⟨

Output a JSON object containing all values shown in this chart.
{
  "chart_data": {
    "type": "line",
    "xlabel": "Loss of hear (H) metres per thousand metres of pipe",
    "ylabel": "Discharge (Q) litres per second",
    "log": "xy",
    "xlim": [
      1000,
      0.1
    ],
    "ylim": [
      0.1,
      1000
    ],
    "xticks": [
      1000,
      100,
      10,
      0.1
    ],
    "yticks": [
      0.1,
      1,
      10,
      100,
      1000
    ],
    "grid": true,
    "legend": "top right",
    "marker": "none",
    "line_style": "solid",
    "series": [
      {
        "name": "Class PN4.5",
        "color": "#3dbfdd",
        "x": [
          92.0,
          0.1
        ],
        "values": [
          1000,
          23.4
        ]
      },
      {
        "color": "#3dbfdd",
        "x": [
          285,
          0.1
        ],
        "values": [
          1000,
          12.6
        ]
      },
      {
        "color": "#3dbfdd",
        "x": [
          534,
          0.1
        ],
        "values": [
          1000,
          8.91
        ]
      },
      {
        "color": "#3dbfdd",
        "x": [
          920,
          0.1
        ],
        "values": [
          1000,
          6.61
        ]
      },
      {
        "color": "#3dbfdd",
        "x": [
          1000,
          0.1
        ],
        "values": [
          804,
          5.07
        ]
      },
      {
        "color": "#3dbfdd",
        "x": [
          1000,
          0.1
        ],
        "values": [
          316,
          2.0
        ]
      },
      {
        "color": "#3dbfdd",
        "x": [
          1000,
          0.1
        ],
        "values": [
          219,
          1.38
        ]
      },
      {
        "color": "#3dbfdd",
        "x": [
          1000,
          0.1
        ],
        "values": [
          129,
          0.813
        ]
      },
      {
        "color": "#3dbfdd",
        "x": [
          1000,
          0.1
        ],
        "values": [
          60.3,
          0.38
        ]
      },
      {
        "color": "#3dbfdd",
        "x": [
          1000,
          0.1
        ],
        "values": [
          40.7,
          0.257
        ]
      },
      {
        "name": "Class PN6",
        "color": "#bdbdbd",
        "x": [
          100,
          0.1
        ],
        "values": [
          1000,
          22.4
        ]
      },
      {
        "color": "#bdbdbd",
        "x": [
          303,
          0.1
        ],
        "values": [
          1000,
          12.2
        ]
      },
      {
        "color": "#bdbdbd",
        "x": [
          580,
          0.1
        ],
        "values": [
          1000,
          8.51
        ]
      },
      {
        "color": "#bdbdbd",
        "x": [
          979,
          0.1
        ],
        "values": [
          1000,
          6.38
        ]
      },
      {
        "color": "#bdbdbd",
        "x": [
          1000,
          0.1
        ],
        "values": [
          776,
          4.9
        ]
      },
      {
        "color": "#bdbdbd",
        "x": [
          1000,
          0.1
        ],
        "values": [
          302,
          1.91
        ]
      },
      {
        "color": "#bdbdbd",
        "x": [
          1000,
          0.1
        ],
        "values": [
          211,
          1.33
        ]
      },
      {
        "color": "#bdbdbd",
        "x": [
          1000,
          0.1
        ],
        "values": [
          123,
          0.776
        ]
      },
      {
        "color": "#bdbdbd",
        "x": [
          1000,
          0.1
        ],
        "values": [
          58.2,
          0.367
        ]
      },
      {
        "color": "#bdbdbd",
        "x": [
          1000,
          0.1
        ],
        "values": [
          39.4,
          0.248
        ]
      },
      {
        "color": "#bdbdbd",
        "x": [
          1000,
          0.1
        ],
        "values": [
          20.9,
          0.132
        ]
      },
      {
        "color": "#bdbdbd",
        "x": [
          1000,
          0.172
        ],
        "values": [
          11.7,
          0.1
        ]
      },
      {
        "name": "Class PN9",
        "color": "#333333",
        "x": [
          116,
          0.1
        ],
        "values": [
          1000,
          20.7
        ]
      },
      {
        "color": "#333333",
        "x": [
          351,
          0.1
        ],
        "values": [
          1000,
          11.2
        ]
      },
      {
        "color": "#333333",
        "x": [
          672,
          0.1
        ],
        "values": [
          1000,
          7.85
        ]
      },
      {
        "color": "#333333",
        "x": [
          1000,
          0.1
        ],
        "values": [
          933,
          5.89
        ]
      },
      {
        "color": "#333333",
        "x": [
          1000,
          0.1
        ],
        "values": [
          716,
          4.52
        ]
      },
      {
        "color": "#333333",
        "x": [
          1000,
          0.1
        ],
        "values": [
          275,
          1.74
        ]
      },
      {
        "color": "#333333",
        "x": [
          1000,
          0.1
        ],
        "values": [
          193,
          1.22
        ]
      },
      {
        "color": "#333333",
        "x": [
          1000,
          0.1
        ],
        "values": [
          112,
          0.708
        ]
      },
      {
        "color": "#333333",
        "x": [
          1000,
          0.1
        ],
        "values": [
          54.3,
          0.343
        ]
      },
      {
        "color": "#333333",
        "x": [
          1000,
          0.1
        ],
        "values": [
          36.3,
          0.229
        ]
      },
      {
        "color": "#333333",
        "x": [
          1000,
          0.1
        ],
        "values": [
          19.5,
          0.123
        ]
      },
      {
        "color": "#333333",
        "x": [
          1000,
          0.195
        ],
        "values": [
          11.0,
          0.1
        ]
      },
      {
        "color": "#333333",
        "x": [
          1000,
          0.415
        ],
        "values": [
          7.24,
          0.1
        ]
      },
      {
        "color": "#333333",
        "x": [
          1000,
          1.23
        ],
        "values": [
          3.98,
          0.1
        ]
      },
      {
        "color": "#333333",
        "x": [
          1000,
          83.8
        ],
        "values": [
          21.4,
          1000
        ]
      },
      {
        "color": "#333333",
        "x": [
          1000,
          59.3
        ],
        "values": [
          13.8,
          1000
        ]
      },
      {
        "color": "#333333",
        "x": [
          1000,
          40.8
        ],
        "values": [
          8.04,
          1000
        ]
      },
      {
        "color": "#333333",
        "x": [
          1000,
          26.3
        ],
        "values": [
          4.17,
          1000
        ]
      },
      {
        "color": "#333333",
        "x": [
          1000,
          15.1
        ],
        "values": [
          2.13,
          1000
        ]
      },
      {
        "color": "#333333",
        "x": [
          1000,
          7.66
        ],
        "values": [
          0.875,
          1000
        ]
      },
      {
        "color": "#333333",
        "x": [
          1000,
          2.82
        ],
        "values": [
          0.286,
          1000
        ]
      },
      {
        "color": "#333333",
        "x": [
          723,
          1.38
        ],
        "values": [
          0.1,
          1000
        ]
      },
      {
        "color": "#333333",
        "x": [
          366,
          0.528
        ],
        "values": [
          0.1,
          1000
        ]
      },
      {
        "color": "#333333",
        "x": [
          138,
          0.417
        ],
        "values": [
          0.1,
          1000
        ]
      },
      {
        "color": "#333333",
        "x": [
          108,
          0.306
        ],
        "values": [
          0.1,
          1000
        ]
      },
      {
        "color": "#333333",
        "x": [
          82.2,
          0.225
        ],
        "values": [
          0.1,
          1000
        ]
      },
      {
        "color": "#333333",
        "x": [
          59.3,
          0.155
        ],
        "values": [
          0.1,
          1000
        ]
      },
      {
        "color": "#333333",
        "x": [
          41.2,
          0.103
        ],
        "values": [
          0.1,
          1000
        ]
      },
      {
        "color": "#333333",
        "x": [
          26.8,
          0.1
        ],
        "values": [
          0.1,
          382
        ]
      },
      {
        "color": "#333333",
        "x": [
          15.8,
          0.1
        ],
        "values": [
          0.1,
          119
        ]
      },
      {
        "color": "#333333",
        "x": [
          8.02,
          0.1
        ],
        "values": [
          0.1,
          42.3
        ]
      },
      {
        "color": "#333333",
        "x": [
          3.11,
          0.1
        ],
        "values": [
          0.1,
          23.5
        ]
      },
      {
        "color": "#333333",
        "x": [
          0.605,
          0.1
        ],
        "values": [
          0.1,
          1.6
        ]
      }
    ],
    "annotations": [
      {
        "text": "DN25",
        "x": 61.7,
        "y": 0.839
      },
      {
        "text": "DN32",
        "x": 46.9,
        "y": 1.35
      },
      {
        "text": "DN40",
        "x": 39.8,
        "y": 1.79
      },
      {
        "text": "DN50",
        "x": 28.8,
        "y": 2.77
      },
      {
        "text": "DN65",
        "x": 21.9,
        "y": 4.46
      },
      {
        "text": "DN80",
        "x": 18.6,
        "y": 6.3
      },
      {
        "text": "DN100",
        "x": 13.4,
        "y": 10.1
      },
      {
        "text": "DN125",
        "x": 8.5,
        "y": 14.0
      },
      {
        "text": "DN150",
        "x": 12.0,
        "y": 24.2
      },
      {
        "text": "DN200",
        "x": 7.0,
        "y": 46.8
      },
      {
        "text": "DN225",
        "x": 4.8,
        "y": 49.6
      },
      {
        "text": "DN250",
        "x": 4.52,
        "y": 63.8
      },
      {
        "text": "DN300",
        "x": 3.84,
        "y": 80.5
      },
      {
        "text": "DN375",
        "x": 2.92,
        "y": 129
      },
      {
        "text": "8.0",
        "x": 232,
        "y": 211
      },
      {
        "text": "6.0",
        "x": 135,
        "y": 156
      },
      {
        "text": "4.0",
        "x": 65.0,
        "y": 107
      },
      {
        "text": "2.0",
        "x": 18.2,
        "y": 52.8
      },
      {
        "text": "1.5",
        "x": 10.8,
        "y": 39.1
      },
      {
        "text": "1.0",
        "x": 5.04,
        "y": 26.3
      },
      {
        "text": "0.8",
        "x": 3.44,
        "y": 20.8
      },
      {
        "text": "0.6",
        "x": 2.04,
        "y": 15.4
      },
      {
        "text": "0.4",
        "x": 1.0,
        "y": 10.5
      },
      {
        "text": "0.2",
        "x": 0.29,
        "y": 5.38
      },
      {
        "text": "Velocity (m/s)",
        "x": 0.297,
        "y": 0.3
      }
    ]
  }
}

⟩

__WHAT THE TASK ASKS__
Filter lines by "Class" and return each hit.

__EXERCISE RESPONSE__
        "name": "Class PN4.5",
        "name": "Class PN6",
        "name": "Class PN9",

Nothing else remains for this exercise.